What the exercise asks:
Identify the lines that contain the string "distance" and report only how many there are.

— Start of Dataset entries —

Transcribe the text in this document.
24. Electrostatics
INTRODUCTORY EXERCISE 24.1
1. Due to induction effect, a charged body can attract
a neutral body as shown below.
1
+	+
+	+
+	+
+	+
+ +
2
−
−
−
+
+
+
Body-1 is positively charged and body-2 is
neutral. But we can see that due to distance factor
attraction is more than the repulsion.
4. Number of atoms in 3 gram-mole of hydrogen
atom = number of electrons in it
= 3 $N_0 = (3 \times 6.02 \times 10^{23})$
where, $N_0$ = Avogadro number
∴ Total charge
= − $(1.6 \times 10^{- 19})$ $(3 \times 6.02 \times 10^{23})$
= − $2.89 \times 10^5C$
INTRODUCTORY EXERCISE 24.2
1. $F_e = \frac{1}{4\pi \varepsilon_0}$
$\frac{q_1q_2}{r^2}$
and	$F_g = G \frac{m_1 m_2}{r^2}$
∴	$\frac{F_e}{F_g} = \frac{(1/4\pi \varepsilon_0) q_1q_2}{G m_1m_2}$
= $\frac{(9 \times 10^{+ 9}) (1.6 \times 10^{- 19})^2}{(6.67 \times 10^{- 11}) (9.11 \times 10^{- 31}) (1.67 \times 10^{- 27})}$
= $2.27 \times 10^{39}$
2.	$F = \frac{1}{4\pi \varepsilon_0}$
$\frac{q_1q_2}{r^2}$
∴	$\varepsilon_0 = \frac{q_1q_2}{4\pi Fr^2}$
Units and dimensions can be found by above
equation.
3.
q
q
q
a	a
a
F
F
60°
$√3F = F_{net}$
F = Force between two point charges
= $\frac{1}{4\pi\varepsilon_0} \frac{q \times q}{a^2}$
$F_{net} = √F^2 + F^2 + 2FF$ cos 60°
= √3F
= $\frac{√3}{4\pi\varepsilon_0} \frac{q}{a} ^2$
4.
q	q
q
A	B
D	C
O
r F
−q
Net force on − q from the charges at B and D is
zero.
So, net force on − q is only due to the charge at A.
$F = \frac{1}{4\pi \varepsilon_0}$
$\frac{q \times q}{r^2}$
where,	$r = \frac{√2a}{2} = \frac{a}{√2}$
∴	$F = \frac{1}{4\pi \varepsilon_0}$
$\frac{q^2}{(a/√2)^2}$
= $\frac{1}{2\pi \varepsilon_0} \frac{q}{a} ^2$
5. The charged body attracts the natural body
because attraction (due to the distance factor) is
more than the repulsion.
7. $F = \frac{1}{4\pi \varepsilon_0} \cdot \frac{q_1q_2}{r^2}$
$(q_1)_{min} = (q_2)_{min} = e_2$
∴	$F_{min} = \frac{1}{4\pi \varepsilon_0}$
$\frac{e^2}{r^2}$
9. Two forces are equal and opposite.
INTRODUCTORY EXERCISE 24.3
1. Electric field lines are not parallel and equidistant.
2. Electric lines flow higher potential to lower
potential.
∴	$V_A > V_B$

— End of Dataset entries —
— Start of Dataset entries —

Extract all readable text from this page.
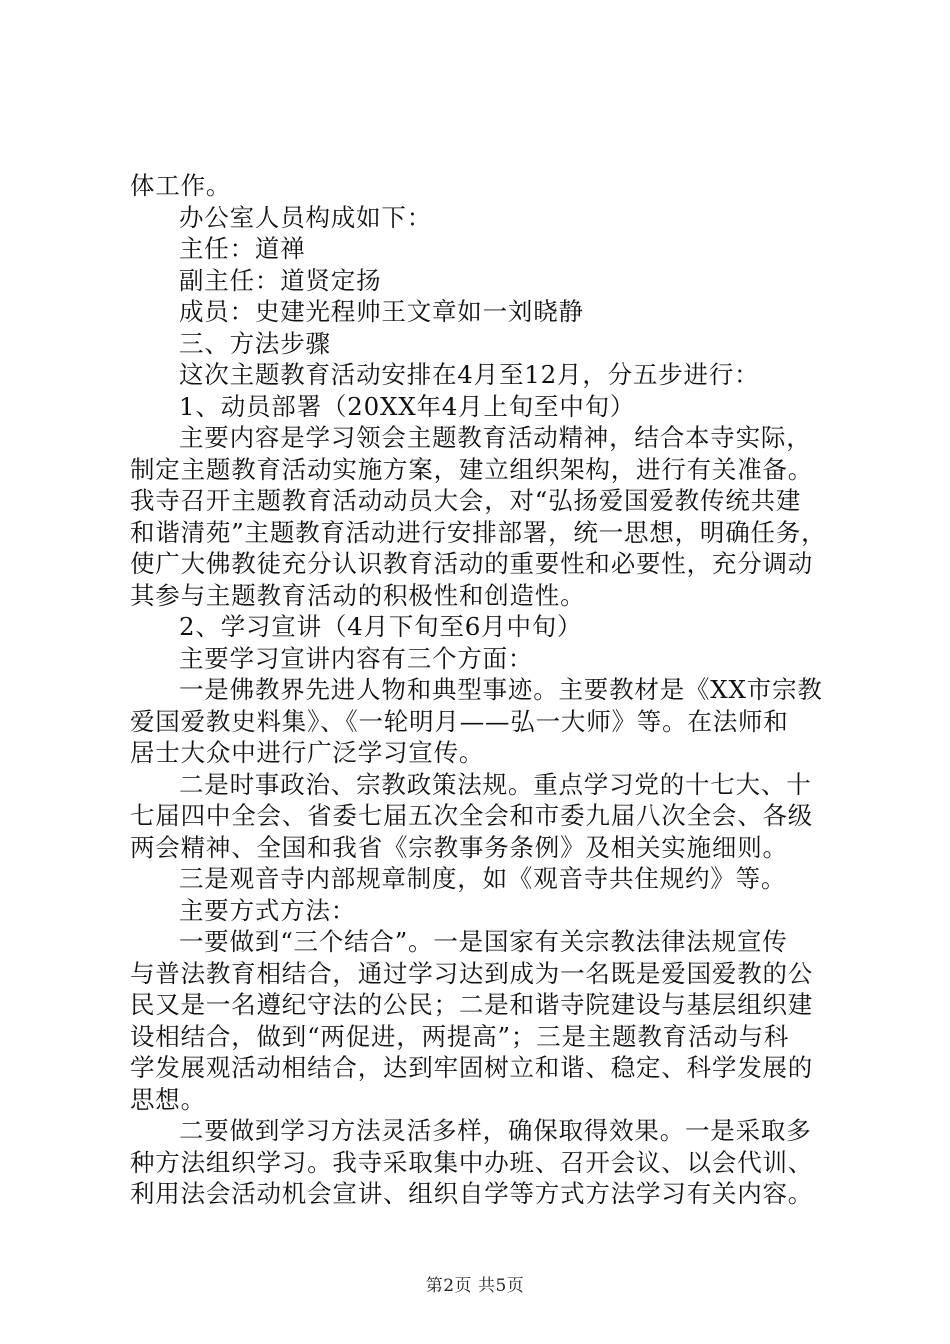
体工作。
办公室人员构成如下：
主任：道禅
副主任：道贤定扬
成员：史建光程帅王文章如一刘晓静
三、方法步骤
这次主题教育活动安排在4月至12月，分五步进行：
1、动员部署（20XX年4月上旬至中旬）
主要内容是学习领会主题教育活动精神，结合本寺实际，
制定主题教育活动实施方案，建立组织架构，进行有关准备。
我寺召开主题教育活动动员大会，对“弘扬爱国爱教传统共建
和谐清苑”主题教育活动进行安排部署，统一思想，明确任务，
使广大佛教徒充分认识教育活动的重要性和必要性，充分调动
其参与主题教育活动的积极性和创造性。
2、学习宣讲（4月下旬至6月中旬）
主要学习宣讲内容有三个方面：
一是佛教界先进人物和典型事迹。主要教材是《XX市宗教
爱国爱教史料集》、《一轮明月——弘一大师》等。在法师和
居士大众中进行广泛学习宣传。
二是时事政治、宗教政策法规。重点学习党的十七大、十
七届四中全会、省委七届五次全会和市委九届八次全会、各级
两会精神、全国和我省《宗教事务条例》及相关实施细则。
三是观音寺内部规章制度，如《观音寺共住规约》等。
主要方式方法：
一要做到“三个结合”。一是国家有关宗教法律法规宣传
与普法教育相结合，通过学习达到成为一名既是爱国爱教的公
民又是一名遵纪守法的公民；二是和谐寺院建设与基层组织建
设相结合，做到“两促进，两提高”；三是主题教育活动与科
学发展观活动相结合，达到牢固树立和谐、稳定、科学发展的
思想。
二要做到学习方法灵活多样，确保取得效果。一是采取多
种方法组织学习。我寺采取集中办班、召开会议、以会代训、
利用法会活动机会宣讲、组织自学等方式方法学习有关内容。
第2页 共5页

— End of Dataset entries —
— Start of Dataset entries —

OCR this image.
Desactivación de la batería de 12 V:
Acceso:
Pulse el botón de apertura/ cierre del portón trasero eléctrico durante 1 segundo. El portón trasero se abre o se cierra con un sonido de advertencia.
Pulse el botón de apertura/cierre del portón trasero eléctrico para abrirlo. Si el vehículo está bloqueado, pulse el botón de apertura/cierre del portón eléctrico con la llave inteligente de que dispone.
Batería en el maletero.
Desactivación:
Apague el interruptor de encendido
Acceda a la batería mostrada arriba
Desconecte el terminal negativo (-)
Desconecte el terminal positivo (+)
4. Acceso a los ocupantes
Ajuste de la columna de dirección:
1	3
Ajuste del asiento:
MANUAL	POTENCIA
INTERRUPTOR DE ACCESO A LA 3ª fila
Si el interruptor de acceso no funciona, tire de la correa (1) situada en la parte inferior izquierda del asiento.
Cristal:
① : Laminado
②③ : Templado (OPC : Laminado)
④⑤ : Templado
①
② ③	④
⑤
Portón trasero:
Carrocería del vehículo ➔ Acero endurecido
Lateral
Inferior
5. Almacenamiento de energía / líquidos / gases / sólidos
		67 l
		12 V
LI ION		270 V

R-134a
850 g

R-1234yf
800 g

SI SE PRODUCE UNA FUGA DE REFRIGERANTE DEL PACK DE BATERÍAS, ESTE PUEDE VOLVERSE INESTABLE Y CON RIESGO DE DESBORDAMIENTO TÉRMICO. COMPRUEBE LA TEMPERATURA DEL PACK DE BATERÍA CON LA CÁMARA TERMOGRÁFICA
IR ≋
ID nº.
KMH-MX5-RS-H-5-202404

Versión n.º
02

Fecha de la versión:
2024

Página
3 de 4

— End of Dataset entries —

Worked solution:
2